> **WORK INSTRUCTIONS**
In the listing below, locate the lines bearing the word "xlabel". Copy every one of them.

━━━━━ PROVIDED INFORMATION ━━━━━

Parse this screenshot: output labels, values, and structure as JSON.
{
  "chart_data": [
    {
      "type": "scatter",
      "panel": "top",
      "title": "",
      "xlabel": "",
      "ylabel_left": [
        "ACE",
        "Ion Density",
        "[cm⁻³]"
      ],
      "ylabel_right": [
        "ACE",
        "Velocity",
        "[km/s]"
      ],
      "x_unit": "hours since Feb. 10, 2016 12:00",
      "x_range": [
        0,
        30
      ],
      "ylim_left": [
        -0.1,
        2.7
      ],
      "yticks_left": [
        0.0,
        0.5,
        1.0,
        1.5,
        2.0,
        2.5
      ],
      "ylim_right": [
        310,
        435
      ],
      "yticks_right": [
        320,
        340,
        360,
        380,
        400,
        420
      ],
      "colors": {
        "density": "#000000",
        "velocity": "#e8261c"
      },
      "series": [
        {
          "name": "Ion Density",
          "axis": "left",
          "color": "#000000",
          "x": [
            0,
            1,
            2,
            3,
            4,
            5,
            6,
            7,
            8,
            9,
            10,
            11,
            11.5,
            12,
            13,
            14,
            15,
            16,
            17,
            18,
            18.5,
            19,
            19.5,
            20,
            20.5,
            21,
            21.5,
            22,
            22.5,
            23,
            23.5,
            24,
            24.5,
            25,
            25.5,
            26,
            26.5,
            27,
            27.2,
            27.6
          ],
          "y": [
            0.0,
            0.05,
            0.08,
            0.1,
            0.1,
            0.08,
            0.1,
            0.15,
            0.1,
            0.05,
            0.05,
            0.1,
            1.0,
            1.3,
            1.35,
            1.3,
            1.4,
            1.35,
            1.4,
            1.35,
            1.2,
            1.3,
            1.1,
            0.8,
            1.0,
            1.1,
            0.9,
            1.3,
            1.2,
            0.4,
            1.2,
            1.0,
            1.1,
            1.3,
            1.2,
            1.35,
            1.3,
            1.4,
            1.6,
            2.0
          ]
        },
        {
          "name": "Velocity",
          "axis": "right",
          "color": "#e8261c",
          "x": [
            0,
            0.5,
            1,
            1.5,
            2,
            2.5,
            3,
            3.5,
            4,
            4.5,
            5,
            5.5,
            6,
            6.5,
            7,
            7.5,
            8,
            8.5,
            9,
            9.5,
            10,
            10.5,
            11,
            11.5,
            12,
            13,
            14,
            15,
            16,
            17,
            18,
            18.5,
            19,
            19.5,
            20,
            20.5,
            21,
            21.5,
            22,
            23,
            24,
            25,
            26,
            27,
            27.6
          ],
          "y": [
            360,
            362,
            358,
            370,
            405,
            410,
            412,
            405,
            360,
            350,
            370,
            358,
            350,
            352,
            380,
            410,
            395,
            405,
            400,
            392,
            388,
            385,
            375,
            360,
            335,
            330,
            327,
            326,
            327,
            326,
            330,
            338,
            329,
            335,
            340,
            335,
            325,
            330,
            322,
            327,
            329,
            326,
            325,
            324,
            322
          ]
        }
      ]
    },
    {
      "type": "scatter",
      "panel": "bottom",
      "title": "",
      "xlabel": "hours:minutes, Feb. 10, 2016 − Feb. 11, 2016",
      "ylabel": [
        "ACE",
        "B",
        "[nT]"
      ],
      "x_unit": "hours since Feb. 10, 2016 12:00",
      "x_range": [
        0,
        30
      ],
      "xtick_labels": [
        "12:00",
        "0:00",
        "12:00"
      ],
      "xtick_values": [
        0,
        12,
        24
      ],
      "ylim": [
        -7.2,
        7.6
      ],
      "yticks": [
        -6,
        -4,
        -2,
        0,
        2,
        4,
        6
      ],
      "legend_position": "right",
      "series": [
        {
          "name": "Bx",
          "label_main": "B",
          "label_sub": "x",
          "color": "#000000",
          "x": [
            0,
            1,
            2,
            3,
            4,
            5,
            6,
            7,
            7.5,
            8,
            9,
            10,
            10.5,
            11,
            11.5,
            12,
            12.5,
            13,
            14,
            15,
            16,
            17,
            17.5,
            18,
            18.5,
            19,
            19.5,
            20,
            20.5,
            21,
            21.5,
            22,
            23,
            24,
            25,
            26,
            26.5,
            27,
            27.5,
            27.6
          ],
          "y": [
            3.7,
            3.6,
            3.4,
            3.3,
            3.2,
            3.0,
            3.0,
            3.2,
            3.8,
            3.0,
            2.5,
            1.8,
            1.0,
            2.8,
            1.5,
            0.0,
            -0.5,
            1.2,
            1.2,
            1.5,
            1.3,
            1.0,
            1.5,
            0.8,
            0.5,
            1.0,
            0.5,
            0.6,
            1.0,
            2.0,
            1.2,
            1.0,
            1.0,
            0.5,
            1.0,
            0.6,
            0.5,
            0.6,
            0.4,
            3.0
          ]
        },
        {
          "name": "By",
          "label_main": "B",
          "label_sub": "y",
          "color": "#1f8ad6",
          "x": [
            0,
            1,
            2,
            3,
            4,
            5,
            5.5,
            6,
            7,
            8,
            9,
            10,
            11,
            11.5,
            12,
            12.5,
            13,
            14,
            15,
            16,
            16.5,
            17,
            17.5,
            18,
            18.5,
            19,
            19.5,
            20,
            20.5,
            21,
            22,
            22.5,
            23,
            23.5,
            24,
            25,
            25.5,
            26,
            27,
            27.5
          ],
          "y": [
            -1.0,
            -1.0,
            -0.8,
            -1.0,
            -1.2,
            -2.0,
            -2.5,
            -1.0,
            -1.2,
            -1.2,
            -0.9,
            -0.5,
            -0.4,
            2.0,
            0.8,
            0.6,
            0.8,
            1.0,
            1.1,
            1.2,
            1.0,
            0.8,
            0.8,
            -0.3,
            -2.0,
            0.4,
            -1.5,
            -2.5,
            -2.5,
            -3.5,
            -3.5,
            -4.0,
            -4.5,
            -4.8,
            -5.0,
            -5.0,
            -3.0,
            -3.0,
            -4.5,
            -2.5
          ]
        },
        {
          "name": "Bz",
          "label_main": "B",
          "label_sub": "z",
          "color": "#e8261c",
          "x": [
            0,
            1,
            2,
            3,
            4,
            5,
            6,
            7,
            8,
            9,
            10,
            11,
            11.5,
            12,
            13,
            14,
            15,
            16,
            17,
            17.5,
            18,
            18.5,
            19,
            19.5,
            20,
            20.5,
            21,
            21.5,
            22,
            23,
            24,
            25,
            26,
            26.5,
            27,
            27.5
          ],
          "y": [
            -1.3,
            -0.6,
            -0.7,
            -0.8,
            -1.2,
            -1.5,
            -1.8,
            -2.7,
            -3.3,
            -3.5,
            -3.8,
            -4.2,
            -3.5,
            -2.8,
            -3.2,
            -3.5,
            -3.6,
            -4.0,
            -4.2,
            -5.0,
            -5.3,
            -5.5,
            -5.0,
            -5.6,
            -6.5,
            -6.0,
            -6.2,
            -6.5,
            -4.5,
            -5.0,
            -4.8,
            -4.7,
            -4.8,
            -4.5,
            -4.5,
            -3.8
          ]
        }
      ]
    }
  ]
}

━━━━━

> **RESULT OF THE EXERCISE**
      "xlabel": "",
      "xlabel": "hours:minutes, Feb. 10, 2016 − Feb. 11, 2016",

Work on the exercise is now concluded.